START PROVIDED DATA

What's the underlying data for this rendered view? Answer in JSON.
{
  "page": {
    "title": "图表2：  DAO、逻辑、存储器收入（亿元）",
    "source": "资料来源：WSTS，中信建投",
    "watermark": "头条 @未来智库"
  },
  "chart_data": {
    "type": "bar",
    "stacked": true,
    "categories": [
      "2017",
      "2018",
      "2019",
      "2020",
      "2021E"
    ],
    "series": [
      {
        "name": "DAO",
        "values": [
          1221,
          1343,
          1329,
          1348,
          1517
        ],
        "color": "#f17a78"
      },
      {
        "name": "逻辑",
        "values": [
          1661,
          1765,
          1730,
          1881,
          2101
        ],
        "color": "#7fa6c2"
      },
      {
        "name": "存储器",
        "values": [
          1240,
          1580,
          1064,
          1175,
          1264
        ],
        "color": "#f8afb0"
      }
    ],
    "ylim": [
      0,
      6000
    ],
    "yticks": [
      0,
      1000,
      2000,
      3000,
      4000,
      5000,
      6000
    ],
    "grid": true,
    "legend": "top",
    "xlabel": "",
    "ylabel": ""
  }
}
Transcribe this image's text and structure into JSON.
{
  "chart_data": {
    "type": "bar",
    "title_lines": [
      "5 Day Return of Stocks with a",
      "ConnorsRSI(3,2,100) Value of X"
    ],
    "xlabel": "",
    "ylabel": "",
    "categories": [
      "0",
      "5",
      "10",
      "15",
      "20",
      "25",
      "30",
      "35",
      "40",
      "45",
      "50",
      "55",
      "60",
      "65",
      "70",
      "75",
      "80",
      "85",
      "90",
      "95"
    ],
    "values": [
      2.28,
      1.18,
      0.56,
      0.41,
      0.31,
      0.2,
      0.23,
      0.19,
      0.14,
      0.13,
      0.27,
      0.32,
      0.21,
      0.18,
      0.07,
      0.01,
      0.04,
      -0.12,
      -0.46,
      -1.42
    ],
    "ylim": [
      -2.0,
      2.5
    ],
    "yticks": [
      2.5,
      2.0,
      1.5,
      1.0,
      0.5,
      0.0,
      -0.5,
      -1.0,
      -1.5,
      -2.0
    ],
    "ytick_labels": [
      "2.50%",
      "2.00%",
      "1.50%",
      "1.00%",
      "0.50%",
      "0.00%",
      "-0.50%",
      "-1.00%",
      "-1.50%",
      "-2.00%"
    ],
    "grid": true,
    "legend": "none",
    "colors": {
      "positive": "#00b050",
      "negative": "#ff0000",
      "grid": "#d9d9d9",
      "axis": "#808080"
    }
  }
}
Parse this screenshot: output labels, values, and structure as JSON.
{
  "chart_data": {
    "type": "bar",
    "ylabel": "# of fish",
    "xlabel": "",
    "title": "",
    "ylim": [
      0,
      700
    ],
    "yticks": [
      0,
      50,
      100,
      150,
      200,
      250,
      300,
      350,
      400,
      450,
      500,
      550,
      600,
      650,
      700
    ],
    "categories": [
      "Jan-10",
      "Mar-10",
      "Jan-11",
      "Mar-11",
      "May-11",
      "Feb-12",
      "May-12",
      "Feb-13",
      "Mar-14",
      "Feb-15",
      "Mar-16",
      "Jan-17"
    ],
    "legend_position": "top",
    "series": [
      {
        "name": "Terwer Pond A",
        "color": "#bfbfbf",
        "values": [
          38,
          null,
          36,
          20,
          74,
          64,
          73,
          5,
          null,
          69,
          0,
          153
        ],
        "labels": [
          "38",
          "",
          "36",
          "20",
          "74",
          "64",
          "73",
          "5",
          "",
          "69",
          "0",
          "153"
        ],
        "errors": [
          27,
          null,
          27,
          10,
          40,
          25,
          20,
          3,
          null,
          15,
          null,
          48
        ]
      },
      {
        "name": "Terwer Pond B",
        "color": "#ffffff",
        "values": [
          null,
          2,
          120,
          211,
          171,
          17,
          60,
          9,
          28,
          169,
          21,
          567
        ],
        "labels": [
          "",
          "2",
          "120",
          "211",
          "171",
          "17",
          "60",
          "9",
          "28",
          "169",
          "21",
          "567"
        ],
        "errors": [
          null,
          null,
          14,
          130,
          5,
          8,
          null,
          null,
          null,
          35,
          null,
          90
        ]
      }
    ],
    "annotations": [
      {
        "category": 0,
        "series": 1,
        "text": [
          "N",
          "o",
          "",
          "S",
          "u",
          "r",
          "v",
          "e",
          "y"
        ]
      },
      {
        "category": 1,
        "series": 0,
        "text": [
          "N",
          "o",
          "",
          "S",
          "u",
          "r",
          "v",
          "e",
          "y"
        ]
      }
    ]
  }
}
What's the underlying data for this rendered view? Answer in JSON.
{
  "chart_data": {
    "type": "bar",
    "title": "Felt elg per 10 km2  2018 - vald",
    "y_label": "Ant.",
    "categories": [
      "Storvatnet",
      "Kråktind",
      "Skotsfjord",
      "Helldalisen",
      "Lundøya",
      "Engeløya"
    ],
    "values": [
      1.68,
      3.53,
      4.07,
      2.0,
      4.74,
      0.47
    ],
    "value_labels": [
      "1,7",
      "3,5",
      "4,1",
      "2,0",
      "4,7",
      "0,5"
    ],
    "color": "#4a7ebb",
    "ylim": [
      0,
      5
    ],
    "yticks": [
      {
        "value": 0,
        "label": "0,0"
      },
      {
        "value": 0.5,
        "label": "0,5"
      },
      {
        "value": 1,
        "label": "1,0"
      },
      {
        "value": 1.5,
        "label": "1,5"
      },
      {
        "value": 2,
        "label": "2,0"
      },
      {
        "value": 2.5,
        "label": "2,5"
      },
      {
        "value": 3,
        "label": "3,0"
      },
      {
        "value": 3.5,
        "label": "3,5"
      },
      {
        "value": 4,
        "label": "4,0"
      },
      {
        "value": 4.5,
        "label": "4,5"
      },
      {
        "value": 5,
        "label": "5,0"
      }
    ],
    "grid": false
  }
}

END PROVIDED DATA

Print all of the entries exactly as they appear.

## OUTPUT OF THE EXERCISE
What's the underlying data for this rendered view? Answer in JSON.
{
  "page": {
    "title": "图表2：  DAO、逻辑、存储器收入（亿元）",
    "source": "资料来源：WSTS，中信建投",
    "watermark": "头条 @未来智库"
  },
  "chart_data": {
    "type": "bar",
    "stacked": true,
    "categories": [
      "2017",
      "2018",
      "2019",
      "2020",
      "2021E"
    ],
    "series": [
      {
        "name": "DAO",
        "values": [
          1221,
          1343,
          1329,
          1348,
          1517
        ],
        "color": "#f17a78"
      },
      {
        "name": "逻辑",
        "values": [
          1661,
          1765,
          1730,
          1881,
          2101
        ],
        "color": "#7fa6c2"
      },
      {
        "name": "存储器",
        "values": [
          1240,
          1580,
          1064,
          1175,
          1264
        ],
        "color": "#f8afb0"
      }
    ],
    "ylim": [
      0,
      6000
    ],
    "yticks": [
      0,
      1000,
      2000,
      3000,
      4000,
      5000,
      6000
    ],
    "grid": true,
    "legend": "top",
    "xlabel": "",
    "ylabel": ""
  }
}
Transcribe this image's text and structure into JSON.
{
  "chart_data": {
    "type": "bar",
    "title_lines": [
      "5 Day Return of Stocks with a",
      "ConnorsRSI(3,2,100) Value of X"
    ],
    "xlabel": "",
    "ylabel": "",
    "categories": [
      "0",
      "5",
      "10",
      "15",
      "20",
      "25",
      "30",
      "35",
      "40",
      "45",
      "50",
      "55",
      "60",
      "65",
      "70",
      "75",
      "80",
      "85",
      "90",
      "95"
    ],
    "values": [
      2.28,
      1.18,
      0.56,
      0.41,
      0.31,
      0.2,
      0.23,
      0.19,
      0.14,
      0.13,
      0.27,
      0.32,
      0.21,
      0.18,
      0.07,
      0.01,
      0.04,
      -0.12,
      -0.46,
      -1.42
    ],
    "ylim": [
      -2.0,
      2.5
    ],
    "yticks": [
      2.5,
      2.0,
      1.5,
      1.0,
      0.5,
      0.0,
      -0.5,
      -1.0,
      -1.5,
      -2.0
    ],
    "ytick_labels": [
      "2.50%",
      "2.00%",
      "1.50%",
      "1.00%",
      "0.50%",
      "0.00%",
      "-0.50%",
      "-1.00%",
      "-1.50%",
      "-2.00%"
    ],
    "grid": true,
    "legend": "none",
    "colors": {
      "positive": "#00b050",
      "negative": "#ff0000",
      "grid": "#d9d9d9",
      "axis": "#808080"
    }
  }
}
Parse this screenshot: output labels, values, and structure as JSON.
{
  "chart_data": {
    "type": "bar",
    "ylabel": "# of fish",
    "xlabel": "",
    "title": "",
    "ylim": [
      0,
      700
    ],
    "yticks": [
      0,
      50,
      100,
      150,
      200,
      250,
      300,
      350,
      400,
      450,
      500,
      550,
      600,
      650,
      700
    ],
    "categories": [
      "Jan-10",
      "Mar-10",
      "Jan-11",
      "Mar-11",
      "May-11",
      "Feb-12",
      "May-12",
      "Feb-13",
      "Mar-14",
      "Feb-15",
      "Mar-16",
      "Jan-17"
    ],
    "legend_position": "top",
    "series": [
      {
        "name": "Terwer Pond A",
        "color": "#bfbfbf",
        "values": [
          38,
          null,
          36,
          20,
          74,
          64,
          73,
          5,
          null,
          69,
          0,
          153
        ],
        "labels": [
          "38",
          "",
          "36",
          "20",
          "74",
          "64",
          "73",
          "5",
          "",
          "69",
          "0",
          "153"
        ],
        "errors": [
          27,
          null,
          27,
          10,
          40,
          25,
          20,
          3,
          null,
          15,
          null,
          48
        ]
      },
      {
        "name": "Terwer Pond B",
        "color": "#ffffff",
        "values": [
          null,
          2,
          120,
          211,
          171,
          17,
          60,
          9,
          28,
          169,
          21,
          567
        ],
        "labels": [
          "",
          "2",
          "120",
          "211",
          "171",
          "17",
          "60",
          "9",
          "28",
          "169",
          "21",
          "567"
        ],
        "errors": [
          null,
          null,
          14,
          130,
          5,
          8,
          null,
          null,
          null,
          35,
          null,
          90
        ]
      }
    ],
    "annotations": [
      {
        "category": 0,
        "series": 1,
        "text": [
          "N",
          "o",
          "",
          "S",
          "u",
          "r",
          "v",
          "e",
          "y"
        ]
      },
      {
        "category": 1,
        "series": 0,
        "text": [
          "N",
          "o",
          "",
          "S",
          "u",
          "r",
          "v",
          "e",
          "y"
        ]
      }
    ]
  }
}
What's the underlying data for this rendered view? Answer in JSON.
{
  "chart_data": {
    "type": "bar",
    "title": "Felt elg per 10 km2  2018 - vald",
    "y_label": "Ant.",
    "categories": [
      "Storvatnet",
      "Kråktind",
      "Skotsfjord",
      "Helldalisen",
      "Lundøya",
      "Engeløya"
    ],
    "values": [
      1.68,
      3.53,
      4.07,
      2.0,
      4.74,
      0.47
    ],
    "value_labels": [
      "1,7",
      "3,5",
      "4,1",
      "2,0",
      "4,7",
      "0,5"
    ],
    "color": "#4a7ebb",
    "ylim": [
      0,
      5
    ],
    "yticks": [
      {
        "value": 0,
        "label": "0,0"
      },
      {
        "value": 0.5,
        "label": "0,5"
      },
      {
        "value": 1,
        "label": "1,0"
      },
      {
        "value": 1.5,
        "label": "1,5"
      },
      {
        "value": 2,
        "label": "2,0"
      },
      {
        "value": 2.5,
        "label": "2,5"
      },
      {
        "value": 3,
        "label": "3,0"
      },
      {
        "value": 3.5,
        "label": "3,5"
      },
      {
        "value": 4,
        "label": "4,0"
      },
      {
        "value": 4.5,
        "label": "4,5"
      },
      {
        "value": 5,
        "label": "5,0"
      }
    ],
    "grid": false
  }
}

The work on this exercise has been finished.